▽
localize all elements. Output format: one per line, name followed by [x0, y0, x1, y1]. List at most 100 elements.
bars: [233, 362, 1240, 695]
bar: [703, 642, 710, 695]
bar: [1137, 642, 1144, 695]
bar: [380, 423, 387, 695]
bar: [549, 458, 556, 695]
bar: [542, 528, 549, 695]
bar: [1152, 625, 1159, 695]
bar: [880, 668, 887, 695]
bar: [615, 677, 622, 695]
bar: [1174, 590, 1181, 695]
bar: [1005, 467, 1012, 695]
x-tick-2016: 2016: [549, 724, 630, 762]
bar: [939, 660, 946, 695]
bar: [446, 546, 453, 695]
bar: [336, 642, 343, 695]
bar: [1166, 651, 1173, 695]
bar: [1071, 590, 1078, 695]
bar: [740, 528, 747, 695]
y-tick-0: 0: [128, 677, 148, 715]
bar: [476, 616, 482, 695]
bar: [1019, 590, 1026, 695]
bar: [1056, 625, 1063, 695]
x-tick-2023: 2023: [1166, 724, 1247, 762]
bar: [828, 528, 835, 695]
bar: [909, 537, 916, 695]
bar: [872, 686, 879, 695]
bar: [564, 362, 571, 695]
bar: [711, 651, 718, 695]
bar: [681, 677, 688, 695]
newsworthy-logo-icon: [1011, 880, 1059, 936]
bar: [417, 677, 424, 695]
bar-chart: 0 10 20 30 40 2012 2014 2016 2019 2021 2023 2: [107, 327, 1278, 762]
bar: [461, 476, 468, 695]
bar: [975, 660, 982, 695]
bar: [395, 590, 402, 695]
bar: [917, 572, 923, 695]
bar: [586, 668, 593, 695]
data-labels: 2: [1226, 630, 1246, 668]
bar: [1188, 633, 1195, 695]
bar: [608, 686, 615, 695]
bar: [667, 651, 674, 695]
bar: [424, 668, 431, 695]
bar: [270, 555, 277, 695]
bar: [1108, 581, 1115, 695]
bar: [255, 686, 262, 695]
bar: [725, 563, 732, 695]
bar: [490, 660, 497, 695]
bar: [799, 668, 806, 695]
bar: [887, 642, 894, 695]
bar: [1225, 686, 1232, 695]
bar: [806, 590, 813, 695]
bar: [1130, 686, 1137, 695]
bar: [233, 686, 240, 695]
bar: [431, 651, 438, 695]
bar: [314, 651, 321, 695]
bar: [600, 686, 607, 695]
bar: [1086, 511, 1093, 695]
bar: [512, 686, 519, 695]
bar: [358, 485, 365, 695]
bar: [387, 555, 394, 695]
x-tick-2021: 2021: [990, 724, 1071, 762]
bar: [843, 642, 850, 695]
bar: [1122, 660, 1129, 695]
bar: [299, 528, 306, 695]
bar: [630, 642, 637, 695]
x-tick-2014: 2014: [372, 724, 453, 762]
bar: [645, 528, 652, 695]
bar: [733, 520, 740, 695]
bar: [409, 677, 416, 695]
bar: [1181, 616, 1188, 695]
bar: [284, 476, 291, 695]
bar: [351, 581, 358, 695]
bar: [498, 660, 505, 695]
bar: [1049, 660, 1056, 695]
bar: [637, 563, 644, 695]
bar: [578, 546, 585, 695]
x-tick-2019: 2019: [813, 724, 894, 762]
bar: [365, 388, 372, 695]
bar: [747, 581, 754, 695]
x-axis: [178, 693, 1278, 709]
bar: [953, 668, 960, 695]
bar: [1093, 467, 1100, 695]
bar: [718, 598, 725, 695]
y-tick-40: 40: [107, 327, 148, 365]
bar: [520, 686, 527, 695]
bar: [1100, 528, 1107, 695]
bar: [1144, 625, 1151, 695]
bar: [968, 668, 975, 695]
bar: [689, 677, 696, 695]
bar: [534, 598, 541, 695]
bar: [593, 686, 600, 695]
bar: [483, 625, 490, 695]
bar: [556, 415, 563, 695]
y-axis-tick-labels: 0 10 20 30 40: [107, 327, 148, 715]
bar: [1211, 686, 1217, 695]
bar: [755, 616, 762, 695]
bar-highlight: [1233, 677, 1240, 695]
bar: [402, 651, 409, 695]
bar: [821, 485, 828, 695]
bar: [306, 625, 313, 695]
△
◆ SET TASK: Rewrite the entries above with "bar-highlight" changed to "highlighted-bar" and everything else left the same.

◆ SOLVED EXERCISE:
localize all elements. Output format: one per line, name followed by [x0, y0, x1, y1]. List at most 100 elements.
bars: [233, 362, 1240, 695]
bar: [703, 642, 710, 695]
bar: [1137, 642, 1144, 695]
bar: [380, 423, 387, 695]
bar: [549, 458, 556, 695]
bar: [542, 528, 549, 695]
bar: [1152, 625, 1159, 695]
bar: [880, 668, 887, 695]
bar: [615, 677, 622, 695]
bar: [1174, 590, 1181, 695]
bar: [1005, 467, 1012, 695]
x-tick-2016: 2016: [549, 724, 630, 762]
bar: [939, 660, 946, 695]
bar: [446, 546, 453, 695]
bar: [336, 642, 343, 695]
bar: [1166, 651, 1173, 695]
bar: [1071, 590, 1078, 695]
bar: [740, 528, 747, 695]
y-tick-0: 0: [128, 677, 148, 715]
bar: [476, 616, 482, 695]
bar: [1019, 590, 1026, 695]
bar: [1056, 625, 1063, 695]
x-tick-2023: 2023: [1166, 724, 1247, 762]
bar: [828, 528, 835, 695]
bar: [909, 537, 916, 695]
bar: [872, 686, 879, 695]
bar: [564, 362, 571, 695]
bar: [711, 651, 718, 695]
bar: [681, 677, 688, 695]
newsworthy-logo-icon: [1011, 880, 1059, 936]
bar: [417, 677, 424, 695]
bar-chart: 0 10 20 30 40 2012 2014 2016 2019 2021 2023 2: [107, 327, 1278, 762]
bar: [461, 476, 468, 695]
bar: [975, 660, 982, 695]
bar: [395, 590, 402, 695]
bar: [917, 572, 923, 695]
bar: [586, 668, 593, 695]
data-labels: 2: [1226, 630, 1246, 668]
bar: [1188, 633, 1195, 695]
bar: [608, 686, 615, 695]
bar: [667, 651, 674, 695]
bar: [424, 668, 431, 695]
bar: [270, 555, 277, 695]
bar: [1108, 581, 1115, 695]
bar: [255, 686, 262, 695]
bar: [725, 563, 732, 695]
bar: [490, 660, 497, 695]
bar: [799, 668, 806, 695]
bar: [887, 642, 894, 695]
bar: [1225, 686, 1232, 695]
bar: [806, 590, 813, 695]
bar: [1130, 686, 1137, 695]
bar: [233, 686, 240, 695]
bar: [431, 651, 438, 695]
bar: [314, 651, 321, 695]
bar: [600, 686, 607, 695]
bar: [1086, 511, 1093, 695]
bar: [512, 686, 519, 695]
bar: [358, 485, 365, 695]
bar: [387, 555, 394, 695]
x-tick-2021: 2021: [990, 724, 1071, 762]
bar: [843, 642, 850, 695]
bar: [1122, 660, 1129, 695]
bar: [299, 528, 306, 695]
bar: [630, 642, 637, 695]
x-tick-2014: 2014: [372, 724, 453, 762]
bar: [645, 528, 652, 695]
bar: [733, 520, 740, 695]
bar: [409, 677, 416, 695]
bar: [1181, 616, 1188, 695]
bar: [284, 476, 291, 695]
bar: [351, 581, 358, 695]
bar: [498, 660, 505, 695]
bar: [1049, 660, 1056, 695]
bar: [637, 563, 644, 695]
bar: [578, 546, 585, 695]
x-tick-2019: 2019: [813, 724, 894, 762]
bar: [365, 388, 372, 695]
bar: [747, 581, 754, 695]
x-axis: [178, 693, 1278, 709]
bar: [953, 668, 960, 695]
bar: [1093, 467, 1100, 695]
bar: [718, 598, 725, 695]
y-tick-40: 40: [107, 327, 148, 365]
bar: [520, 686, 527, 695]
bar: [1100, 528, 1107, 695]
bar: [1144, 625, 1151, 695]
bar: [968, 668, 975, 695]
bar: [689, 677, 696, 695]
bar: [534, 598, 541, 695]
bar: [593, 686, 600, 695]
bar: [483, 625, 490, 695]
bar: [556, 415, 563, 695]
y-axis-tick-labels: 0 10 20 30 40: [107, 327, 148, 715]
bar: [1211, 686, 1217, 695]
bar: [755, 616, 762, 695]
highlighted-bar: [1233, 677, 1240, 695]
bar: [402, 651, 409, 695]
bar: [821, 485, 828, 695]
bar: [306, 625, 313, 695]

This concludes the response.